Présidentielle: la majorité attaque Pécresse sur sa passivité face à la crise sanitaire
La candidate LR à la présidentielle Valérie Pécresse lors d'une rencontre avec des journalistes à Erevan, en Arménie, le 21 décembre 2021KAREN MINASYAN
 
France2022
 

La majorité a attaqué mardi la candidate LR à la présidentielle Valérie Pécresse sur sa passivité, en tant que présidente de la région Ile-de-France, face à la crise sanitaire, au lendemain de l'annonce de nouvelles restrictions face à la flambée d'Omicron.

"A ce jour et depuis plusieurs semaines, (...) vous n'avez pris aucune mesure, ni ne vous êtes exprimée sur une situation qui pourtant le nécessite", a fustigé Laurent Saint-Martin, président du groupe Majorité présidentielle à la région Ile-de-France, dans un courrier à la présidente de la région que l'AFP a pu consulter.

■ **Extraits de données**

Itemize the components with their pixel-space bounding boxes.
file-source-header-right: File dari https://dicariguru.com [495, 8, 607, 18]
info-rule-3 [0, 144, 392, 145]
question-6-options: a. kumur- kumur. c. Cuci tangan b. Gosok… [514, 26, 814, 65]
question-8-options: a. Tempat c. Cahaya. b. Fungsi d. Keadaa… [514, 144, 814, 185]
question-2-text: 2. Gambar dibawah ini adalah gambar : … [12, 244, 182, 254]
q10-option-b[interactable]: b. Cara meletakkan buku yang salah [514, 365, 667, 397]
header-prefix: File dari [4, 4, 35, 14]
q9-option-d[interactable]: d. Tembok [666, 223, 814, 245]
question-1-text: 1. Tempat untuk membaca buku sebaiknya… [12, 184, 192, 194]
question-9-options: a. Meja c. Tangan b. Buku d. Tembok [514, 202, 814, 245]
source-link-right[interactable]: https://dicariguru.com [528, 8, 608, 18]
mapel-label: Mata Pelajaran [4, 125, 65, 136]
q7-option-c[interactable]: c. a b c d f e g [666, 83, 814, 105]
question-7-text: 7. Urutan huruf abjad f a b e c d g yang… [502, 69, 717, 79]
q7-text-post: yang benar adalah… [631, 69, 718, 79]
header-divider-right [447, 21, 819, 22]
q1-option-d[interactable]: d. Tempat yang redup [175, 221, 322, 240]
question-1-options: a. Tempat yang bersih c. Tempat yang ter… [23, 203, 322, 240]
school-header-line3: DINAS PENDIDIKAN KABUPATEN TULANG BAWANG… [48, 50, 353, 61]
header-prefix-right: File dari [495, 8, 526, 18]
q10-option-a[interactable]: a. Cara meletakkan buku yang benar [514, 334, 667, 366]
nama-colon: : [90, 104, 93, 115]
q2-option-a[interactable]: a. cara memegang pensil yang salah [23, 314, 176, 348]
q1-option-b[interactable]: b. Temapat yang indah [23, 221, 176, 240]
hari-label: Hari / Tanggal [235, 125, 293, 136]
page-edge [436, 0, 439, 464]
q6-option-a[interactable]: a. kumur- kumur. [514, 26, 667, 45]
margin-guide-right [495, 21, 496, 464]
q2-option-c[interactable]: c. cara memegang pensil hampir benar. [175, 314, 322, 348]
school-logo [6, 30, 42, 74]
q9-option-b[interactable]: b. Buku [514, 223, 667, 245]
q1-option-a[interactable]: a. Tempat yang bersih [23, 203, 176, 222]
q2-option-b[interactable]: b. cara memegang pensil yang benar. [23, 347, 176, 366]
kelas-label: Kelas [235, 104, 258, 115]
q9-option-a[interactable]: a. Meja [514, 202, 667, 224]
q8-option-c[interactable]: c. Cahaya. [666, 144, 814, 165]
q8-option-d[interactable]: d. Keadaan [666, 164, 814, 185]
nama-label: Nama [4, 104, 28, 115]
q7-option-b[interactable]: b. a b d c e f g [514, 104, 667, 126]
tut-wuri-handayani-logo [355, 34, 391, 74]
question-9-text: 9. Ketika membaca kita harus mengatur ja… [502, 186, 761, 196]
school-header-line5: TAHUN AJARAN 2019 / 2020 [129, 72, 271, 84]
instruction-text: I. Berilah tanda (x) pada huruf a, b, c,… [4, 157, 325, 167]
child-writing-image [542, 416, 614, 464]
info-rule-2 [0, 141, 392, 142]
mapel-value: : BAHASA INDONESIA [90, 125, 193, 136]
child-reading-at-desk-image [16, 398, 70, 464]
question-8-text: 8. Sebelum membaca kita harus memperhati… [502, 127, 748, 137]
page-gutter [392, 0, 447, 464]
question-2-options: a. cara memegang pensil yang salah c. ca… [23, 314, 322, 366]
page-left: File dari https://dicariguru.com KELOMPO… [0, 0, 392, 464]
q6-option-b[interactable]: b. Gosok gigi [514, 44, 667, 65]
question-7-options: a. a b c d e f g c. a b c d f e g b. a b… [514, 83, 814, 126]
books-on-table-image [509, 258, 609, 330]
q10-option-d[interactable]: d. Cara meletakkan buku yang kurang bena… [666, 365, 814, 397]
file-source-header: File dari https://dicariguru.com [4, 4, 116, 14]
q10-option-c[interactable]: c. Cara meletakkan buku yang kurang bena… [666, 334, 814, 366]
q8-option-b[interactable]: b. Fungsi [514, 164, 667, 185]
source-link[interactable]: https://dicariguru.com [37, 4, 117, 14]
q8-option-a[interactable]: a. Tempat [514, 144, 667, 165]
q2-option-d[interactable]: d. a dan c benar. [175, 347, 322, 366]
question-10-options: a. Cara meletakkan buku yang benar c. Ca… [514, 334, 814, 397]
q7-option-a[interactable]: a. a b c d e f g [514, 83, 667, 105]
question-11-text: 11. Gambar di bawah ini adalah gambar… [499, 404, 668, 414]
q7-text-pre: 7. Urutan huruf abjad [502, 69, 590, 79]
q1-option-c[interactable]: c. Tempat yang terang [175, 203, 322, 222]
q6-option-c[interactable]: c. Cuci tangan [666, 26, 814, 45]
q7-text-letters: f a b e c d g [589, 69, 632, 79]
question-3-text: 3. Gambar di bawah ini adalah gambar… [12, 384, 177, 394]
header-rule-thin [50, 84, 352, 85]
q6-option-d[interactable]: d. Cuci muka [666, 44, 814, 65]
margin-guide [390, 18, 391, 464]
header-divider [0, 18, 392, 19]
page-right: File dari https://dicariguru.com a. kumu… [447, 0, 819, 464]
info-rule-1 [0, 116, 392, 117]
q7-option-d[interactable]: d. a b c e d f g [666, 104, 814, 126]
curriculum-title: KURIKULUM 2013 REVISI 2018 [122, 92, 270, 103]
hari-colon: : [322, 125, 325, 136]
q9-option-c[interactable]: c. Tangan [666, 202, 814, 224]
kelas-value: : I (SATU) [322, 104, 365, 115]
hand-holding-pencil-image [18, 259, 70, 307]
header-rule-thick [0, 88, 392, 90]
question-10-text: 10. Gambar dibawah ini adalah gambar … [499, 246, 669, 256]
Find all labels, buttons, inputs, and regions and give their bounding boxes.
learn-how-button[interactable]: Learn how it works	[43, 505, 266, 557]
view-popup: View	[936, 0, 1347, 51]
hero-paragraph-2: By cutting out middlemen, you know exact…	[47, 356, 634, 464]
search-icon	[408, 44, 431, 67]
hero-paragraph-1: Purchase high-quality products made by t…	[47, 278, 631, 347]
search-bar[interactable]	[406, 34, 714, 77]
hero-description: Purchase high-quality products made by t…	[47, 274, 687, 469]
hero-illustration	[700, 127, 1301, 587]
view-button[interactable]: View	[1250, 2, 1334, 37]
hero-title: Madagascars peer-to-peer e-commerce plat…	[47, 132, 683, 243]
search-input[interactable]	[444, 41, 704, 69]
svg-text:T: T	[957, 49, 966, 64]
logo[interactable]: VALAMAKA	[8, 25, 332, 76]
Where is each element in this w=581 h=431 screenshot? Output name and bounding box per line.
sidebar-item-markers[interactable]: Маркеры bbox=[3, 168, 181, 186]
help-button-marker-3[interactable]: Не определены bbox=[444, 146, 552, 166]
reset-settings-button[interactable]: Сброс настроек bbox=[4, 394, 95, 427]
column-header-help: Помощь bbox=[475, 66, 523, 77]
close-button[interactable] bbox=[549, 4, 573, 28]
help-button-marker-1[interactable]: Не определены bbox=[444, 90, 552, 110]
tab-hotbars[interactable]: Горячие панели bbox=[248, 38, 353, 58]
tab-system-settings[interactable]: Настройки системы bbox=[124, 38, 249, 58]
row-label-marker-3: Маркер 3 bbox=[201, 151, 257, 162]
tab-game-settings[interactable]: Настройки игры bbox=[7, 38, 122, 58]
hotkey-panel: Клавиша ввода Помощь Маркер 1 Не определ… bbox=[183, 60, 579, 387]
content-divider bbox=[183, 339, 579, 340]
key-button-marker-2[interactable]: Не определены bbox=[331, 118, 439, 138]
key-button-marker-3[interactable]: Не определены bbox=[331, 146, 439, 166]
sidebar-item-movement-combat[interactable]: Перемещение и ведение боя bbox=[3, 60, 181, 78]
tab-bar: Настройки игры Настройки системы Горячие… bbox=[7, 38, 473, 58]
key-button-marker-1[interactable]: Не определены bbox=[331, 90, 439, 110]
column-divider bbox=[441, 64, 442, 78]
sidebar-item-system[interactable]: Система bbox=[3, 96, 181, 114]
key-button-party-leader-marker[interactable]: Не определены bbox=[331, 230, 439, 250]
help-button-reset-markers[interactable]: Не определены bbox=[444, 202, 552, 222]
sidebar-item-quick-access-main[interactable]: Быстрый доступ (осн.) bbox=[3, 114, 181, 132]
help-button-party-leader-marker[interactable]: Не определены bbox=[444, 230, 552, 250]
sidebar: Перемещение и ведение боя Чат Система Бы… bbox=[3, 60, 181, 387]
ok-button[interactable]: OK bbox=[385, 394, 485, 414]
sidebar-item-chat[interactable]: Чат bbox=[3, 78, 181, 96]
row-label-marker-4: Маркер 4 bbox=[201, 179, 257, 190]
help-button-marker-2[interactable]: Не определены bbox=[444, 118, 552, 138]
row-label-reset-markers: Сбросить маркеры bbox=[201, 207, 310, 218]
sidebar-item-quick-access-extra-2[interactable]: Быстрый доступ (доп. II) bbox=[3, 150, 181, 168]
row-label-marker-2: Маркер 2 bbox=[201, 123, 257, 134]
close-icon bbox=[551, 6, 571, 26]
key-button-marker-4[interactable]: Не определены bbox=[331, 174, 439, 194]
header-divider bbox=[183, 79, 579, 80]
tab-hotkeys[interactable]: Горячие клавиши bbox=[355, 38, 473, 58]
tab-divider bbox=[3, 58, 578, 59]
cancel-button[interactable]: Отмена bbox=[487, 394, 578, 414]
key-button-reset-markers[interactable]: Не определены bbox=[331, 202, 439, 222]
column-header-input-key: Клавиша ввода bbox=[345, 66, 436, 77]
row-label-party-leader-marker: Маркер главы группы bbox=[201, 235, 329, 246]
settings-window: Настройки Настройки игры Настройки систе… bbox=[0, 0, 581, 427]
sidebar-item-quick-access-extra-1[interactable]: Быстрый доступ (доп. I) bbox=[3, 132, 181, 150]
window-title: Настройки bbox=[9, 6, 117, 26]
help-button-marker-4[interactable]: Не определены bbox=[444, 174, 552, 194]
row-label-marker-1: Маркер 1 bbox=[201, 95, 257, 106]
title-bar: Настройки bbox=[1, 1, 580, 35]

■ **Marche à suivre**
Recopiez mot pour mot le passage du texte fourni qui commence aux mots « La majorité a attaqué » et s'arrête après les mots « a pu consulter. ». Seul le texte fourni doit servir de source, sans recours aux lignes.

■ **Réponse attendue**
La majorité a attaqué mardi la candidate LR à la présidentielle Valérie Pécresse sur sa passivité, en tant que présidente de la région Ile-de-France, face à la crise sanitaire, au lendemain de l'annonce de nouvelles restrictions face à la flambée d'Omicron.

"A ce jour et depuis plusieurs semaines, (...) vous n'avez pris aucune mesure, ni ne vous êtes exprimée sur une situation qui pourtant le nécessite", a fustigé Laurent Saint-Martin, président du groupe Majorité présidentielle à la région Ile-de-France, dans un courrier à la présidente de la région que l'AFP a pu consulter.